» **Description of the task**
Return the whole listing, keeping every character the same.

» **Material shown**
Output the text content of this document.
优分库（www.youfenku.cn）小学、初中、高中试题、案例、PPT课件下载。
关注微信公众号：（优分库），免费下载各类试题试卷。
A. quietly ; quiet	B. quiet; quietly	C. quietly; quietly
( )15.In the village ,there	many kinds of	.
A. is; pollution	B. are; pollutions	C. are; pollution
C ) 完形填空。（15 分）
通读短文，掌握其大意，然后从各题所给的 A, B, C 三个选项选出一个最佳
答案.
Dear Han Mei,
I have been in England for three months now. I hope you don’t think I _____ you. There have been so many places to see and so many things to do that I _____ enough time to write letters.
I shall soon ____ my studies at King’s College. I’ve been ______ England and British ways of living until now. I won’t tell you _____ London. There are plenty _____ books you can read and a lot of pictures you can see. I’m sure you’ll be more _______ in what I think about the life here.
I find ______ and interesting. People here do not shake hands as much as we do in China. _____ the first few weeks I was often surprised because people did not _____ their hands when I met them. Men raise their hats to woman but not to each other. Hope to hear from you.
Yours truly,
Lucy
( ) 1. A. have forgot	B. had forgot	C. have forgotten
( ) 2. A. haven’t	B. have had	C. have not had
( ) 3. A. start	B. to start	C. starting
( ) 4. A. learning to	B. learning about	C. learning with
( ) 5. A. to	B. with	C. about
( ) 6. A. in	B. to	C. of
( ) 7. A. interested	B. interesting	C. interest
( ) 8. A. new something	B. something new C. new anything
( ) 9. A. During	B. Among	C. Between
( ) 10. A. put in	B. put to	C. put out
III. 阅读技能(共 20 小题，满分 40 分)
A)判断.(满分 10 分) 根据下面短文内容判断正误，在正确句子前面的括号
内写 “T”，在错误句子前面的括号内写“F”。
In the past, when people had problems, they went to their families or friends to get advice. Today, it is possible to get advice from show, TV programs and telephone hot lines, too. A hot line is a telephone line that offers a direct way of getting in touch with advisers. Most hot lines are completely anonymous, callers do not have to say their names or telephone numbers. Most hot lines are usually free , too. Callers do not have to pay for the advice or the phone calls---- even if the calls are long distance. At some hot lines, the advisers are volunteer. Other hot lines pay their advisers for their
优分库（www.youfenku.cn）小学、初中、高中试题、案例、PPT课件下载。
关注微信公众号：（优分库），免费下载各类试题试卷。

» **Exercise output**
Output the text content of this document.
优分库（www.youfenku.cn）小学、初中、高中试题、案例、PPT课件下载。
关注微信公众号：（优分库），免费下载各类试题试卷。
A. quietly ; quiet	B. quiet; quietly	C. quietly; quietly
( )15.In the village ,there	many kinds of	.
A. is; pollution	B. are; pollutions	C. are; pollution
C ) 完形填空。（15 分）
通读短文，掌握其大意，然后从各题所给的 A, B, C 三个选项选出一个最佳
答案.
Dear Han Mei,
I have been in England for three months now. I hope you don’t think I _____ you. There have been so many places to see and so many things to do that I _____ enough time to write letters.
I shall soon ____ my studies at King’s College. I’ve been ______ England and British ways of living until now. I won’t tell you _____ London. There are plenty _____ books you can read and a lot of pictures you can see. I’m sure you’ll be more _______ in what I think about the life here.
I find ______ and interesting. People here do not shake hands as much as we do in China. _____ the first few weeks I was often surprised because people did not _____ their hands when I met them. Men raise their hats to woman but not to each other. Hope to hear from you.
Yours truly,
Lucy
( ) 1. A. have forgot	B. had forgot	C. have forgotten
( ) 2. A. haven’t	B. have had	C. have not had
( ) 3. A. start	B. to start	C. starting
( ) 4. A. learning to	B. learning about	C. learning with
( ) 5. A. to	B. with	C. about
( ) 6. A. in	B. to	C. of
( ) 7. A. interested	B. interesting	C. interest
( ) 8. A. new something	B. something new C. new anything
( ) 9. A. During	B. Among	C. Between
( ) 10. A. put in	B. put to	C. put out
III. 阅读技能(共 20 小题，满分 40 分)
A)判断.(满分 10 分) 根据下面短文内容判断正误，在正确句子前面的括号
内写 “T”，在错误句子前面的括号内写“F”。
In the past, when people had problems, they went to their families or friends to get advice. Today, it is possible to get advice from show, TV programs and telephone hot lines, too. A hot line is a telephone line that offers a direct way of getting in touch with advisers. Most hot lines are completely anonymous, callers do not have to say their names or telephone numbers. Most hot lines are usually free , too. Callers do not have to pay for the advice or the phone calls---- even if the calls are long distance. At some hot lines, the advisers are volunteer. Other hot lines pay their advisers for their
优分库（www.youfenku.cn）小学、初中、高中试题、案例、PPT课件下载。
关注微信公众号：（优分库），免费下载各类试题试卷。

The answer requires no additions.